• [THE EXERCISE]: Write every record out again exactly, and keep images out of it.

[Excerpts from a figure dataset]
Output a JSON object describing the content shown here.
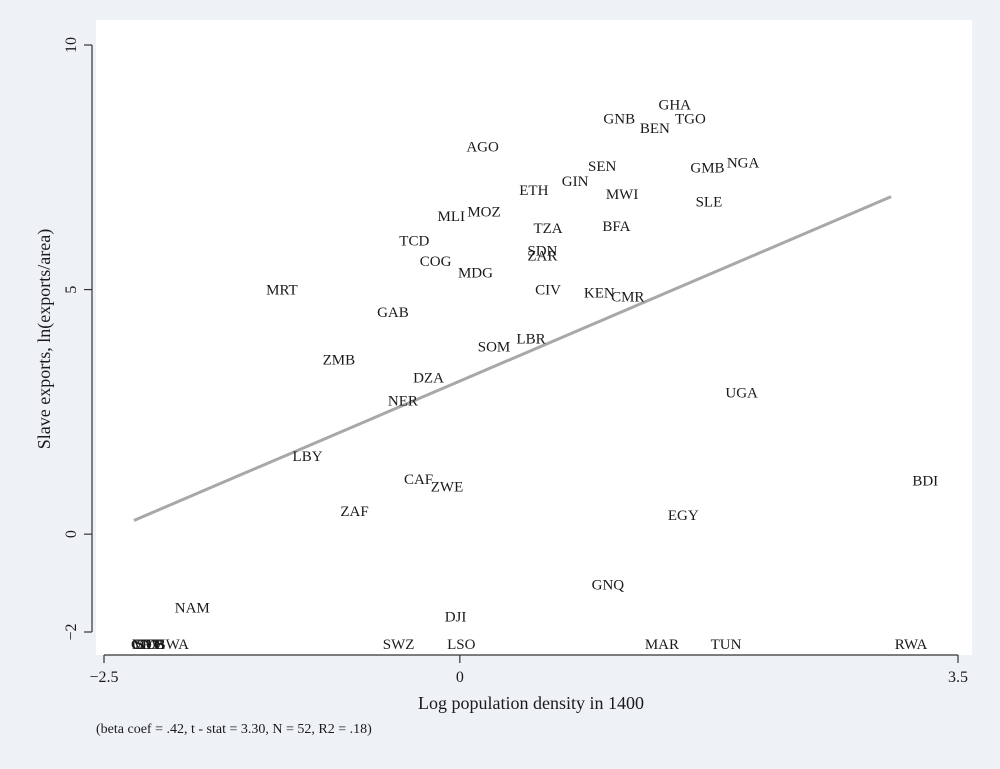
{
  "chart_data": {
    "type": "scatter",
    "xlabel": "Log population density in 1400",
    "ylabel": "Slave exports, ln(exports/area)",
    "note": "(beta coef = .42, t - stat = 3.30, N = 52, R2 = .18)",
    "xlim": [
      -2.5,
      3.5
    ],
    "ylim": [
      -2,
      10
    ],
    "x_ticks": [
      -2.5,
      0,
      3.5
    ],
    "x_tick_labels": [
      "−2.5",
      "0",
      "3.5"
    ],
    "y_ticks": [
      -2,
      0,
      5,
      10
    ],
    "y_tick_labels": [
      "−2",
      "0",
      "5",
      "10"
    ],
    "grid": false,
    "legend": "none",
    "fit_line": {
      "x": [
        -2.29,
        3.03
      ],
      "y": [
        0.28,
        6.9
      ],
      "color": "#a8a8a8"
    },
    "points": [
      {
        "label": "GHA",
        "x": 1.51,
        "y": 8.78
      },
      {
        "label": "GNB",
        "x": 1.12,
        "y": 8.5
      },
      {
        "label": "TGO",
        "x": 1.62,
        "y": 8.5
      },
      {
        "label": "BEN",
        "x": 1.37,
        "y": 8.3
      },
      {
        "label": "AGO",
        "x": 0.16,
        "y": 7.92
      },
      {
        "label": "NGA",
        "x": 1.99,
        "y": 7.6
      },
      {
        "label": "SEN",
        "x": 1.0,
        "y": 7.53
      },
      {
        "label": "GMB",
        "x": 1.74,
        "y": 7.5
      },
      {
        "label": "GIN",
        "x": 0.81,
        "y": 7.22
      },
      {
        "label": "ETH",
        "x": 0.52,
        "y": 7.04
      },
      {
        "label": "MWI",
        "x": 1.14,
        "y": 6.95
      },
      {
        "label": "SLE",
        "x": 1.75,
        "y": 6.8
      },
      {
        "label": "MOZ",
        "x": 0.17,
        "y": 6.6
      },
      {
        "label": "MLI",
        "x": -0.06,
        "y": 6.5
      },
      {
        "label": "BFA",
        "x": 1.1,
        "y": 6.3
      },
      {
        "label": "TZA",
        "x": 0.62,
        "y": 6.26
      },
      {
        "label": "TCD",
        "x": -0.32,
        "y": 6.0
      },
      {
        "label": "SDN",
        "x": 0.58,
        "y": 5.8
      },
      {
        "label": "ZAR",
        "x": 0.58,
        "y": 5.7
      },
      {
        "label": "COG",
        "x": -0.17,
        "y": 5.58
      },
      {
        "label": "MDG",
        "x": 0.11,
        "y": 5.35
      },
      {
        "label": "MRT",
        "x": -1.25,
        "y": 5.0
      },
      {
        "label": "CIV",
        "x": 0.62,
        "y": 5.0
      },
      {
        "label": "KEN",
        "x": 0.98,
        "y": 4.94
      },
      {
        "label": "CMR",
        "x": 1.18,
        "y": 4.86
      },
      {
        "label": "GAB",
        "x": -0.47,
        "y": 4.54
      },
      {
        "label": "LBR",
        "x": 0.5,
        "y": 4.0
      },
      {
        "label": "SOM",
        "x": 0.24,
        "y": 3.84
      },
      {
        "label": "ZMB",
        "x": -0.85,
        "y": 3.57
      },
      {
        "label": "DZA",
        "x": -0.22,
        "y": 3.2
      },
      {
        "label": "UGA",
        "x": 1.98,
        "y": 2.9
      },
      {
        "label": "NER",
        "x": -0.4,
        "y": 2.73
      },
      {
        "label": "LBY",
        "x": -1.07,
        "y": 1.6
      },
      {
        "label": "BDI",
        "x": 3.27,
        "y": 1.1
      },
      {
        "label": "CAF",
        "x": -0.29,
        "y": 1.13
      },
      {
        "label": "ZWE",
        "x": -0.09,
        "y": 0.97
      },
      {
        "label": "ZAF",
        "x": -0.74,
        "y": 0.47
      },
      {
        "label": "EGY",
        "x": 1.57,
        "y": 0.39
      },
      {
        "label": "GNQ",
        "x": 1.04,
        "y": -1.03
      },
      {
        "label": "NAM",
        "x": -1.88,
        "y": -1.5
      },
      {
        "label": "DJI",
        "x": -0.03,
        "y": -1.68
      },
      {
        "label": "BWA",
        "x": -2.02,
        "y": -2.25
      },
      {
        "label": "SWZ",
        "x": -0.43,
        "y": -2.25
      },
      {
        "label": "LSO",
        "x": 0.01,
        "y": -2.25
      },
      {
        "label": "MAR",
        "x": 1.42,
        "y": -2.25
      },
      {
        "label": "TUN",
        "x": 1.87,
        "y": -2.25
      },
      {
        "label": "RWA",
        "x": 3.17,
        "y": -2.25
      },
      {
        "label": "MUS",
        "x": -2.19,
        "y": -2.25
      },
      {
        "label": "CPV",
        "x": -2.2,
        "y": -2.25
      },
      {
        "label": "STP",
        "x": -2.18,
        "y": -2.25
      },
      {
        "label": "COM",
        "x": -2.19,
        "y": -2.25
      },
      {
        "label": "SYC",
        "x": -2.18,
        "y": -2.25
      }
    ]
  }
}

• [RESPONSE TO THIS EXERCISE]:
Output a JSON object describing the content shown here.
{
  "chart_data": {
    "type": "scatter",
    "xlabel": "Log population density in 1400",
    "ylabel": "Slave exports, ln(exports/area)",
    "note": "(beta coef = .42, t - stat = 3.30, N = 52, R2 = .18)",
    "xlim": [
      -2.5,
      3.5
    ],
    "ylim": [
      -2,
      10
    ],
    "x_ticks": [
      -2.5,
      0,
      3.5
    ],
    "x_tick_labels": [
      "−2.5",
      "0",
      "3.5"
    ],
    "y_ticks": [
      -2,
      0,
      5,
      10
    ],
    "y_tick_labels": [
      "−2",
      "0",
      "5",
      "10"
    ],
    "grid": false,
    "legend": "none",
    "fit_line": {
      "x": [
        -2.29,
        3.03
      ],
      "y": [
        0.28,
        6.9
      ],
      "color": "#a8a8a8"
    },
    "points": [
      {
        "label": "GHA",
        "x": 1.51,
        "y": 8.78
      },
      {
        "label": "GNB",
        "x": 1.12,
        "y": 8.5
      },
      {
        "label": "TGO",
        "x": 1.62,
        "y": 8.5
      },
      {
        "label": "BEN",
        "x": 1.37,
        "y": 8.3
      },
      {
        "label": "AGO",
        "x": 0.16,
        "y": 7.92
      },
      {
        "label": "NGA",
        "x": 1.99,
        "y": 7.6
      },
      {
        "label": "SEN",
        "x": 1.0,
        "y": 7.53
      },
      {
        "label": "GMB",
        "x": 1.74,
        "y": 7.5
      },
      {
        "label": "GIN",
        "x": 0.81,
        "y": 7.22
      },
      {
        "label": "ETH",
        "x": 0.52,
        "y": 7.04
      },
      {
        "label": "MWI",
        "x": 1.14,
        "y": 6.95
      },
      {
        "label": "SLE",
        "x": 1.75,
        "y": 6.8
      },
      {
        "label": "MOZ",
        "x": 0.17,
        "y": 6.6
      },
      {
        "label": "MLI",
        "x": -0.06,
        "y": 6.5
      },
      {
        "label": "BFA",
        "x": 1.1,
        "y": 6.3
      },
      {
        "label": "TZA",
        "x": 0.62,
        "y": 6.26
      },
      {
        "label": "TCD",
        "x": -0.32,
        "y": 6.0
      },
      {
        "label": "SDN",
        "x": 0.58,
        "y": 5.8
      },
      {
        "label": "ZAR",
        "x": 0.58,
        "y": 5.7
      },
      {
        "label": "COG",
        "x": -0.17,
        "y": 5.58
      },
      {
        "label": "MDG",
        "x": 0.11,
        "y": 5.35
      },
      {
        "label": "MRT",
        "x": -1.25,
        "y": 5.0
      },
      {
        "label": "CIV",
        "x": 0.62,
        "y": 5.0
      },
      {
        "label": "KEN",
        "x": 0.98,
        "y": 4.94
      },
      {
        "label": "CMR",
        "x": 1.18,
        "y": 4.86
      },
      {
        "label": "GAB",
        "x": -0.47,
        "y": 4.54
      },
      {
        "label": "LBR",
        "x": 0.5,
        "y": 4.0
      },
      {
        "label": "SOM",
        "x": 0.24,
        "y": 3.84
      },
      {
        "label": "ZMB",
        "x": -0.85,
        "y": 3.57
      },
      {
        "label": "DZA",
        "x": -0.22,
        "y": 3.2
      },
      {
        "label": "UGA",
        "x": 1.98,
        "y": 2.9
      },
      {
        "label": "NER",
        "x": -0.4,
        "y": 2.73
      },
      {
        "label": "LBY",
        "x": -1.07,
        "y": 1.6
      },
      {
        "label": "BDI",
        "x": 3.27,
        "y": 1.1
      },
      {
        "label": "CAF",
        "x": -0.29,
        "y": 1.13
      },
      {
        "label": "ZWE",
        "x": -0.09,
        "y": 0.97
      },
      {
        "label": "ZAF",
        "x": -0.74,
        "y": 0.47
      },
      {
        "label": "EGY",
        "x": 1.57,
        "y": 0.39
      },
      {
        "label": "GNQ",
        "x": 1.04,
        "y": -1.03
      },
      {
        "label": "NAM",
        "x": -1.88,
        "y": -1.5
      },
      {
        "label": "DJI",
        "x": -0.03,
        "y": -1.68
      },
      {
        "label": "BWA",
        "x": -2.02,
        "y": -2.25
      },
      {
        "label": "SWZ",
        "x": -0.43,
        "y": -2.25
      },
      {
        "label": "LSO",
        "x": 0.01,
        "y": -2.25
      },
      {
        "label": "MAR",
        "x": 1.42,
        "y": -2.25
      },
      {
        "label": "TUN",
        "x": 1.87,
        "y": -2.25
      },
      {
        "label": "RWA",
        "x": 3.17,
        "y": -2.25
      },
      {
        "label": "MUS",
        "x": -2.19,
        "y": -2.25
      },
      {
        "label": "CPV",
        "x": -2.2,
        "y": -2.25
      },
      {
        "label": "STP",
        "x": -2.18,
        "y": -2.25
      },
      {
        "label": "COM",
        "x": -2.19,
        "y": -2.25
      },
      {
        "label": "SYC",
        "x": -2.18,
        "y": -2.25
      }
    ]
  }
}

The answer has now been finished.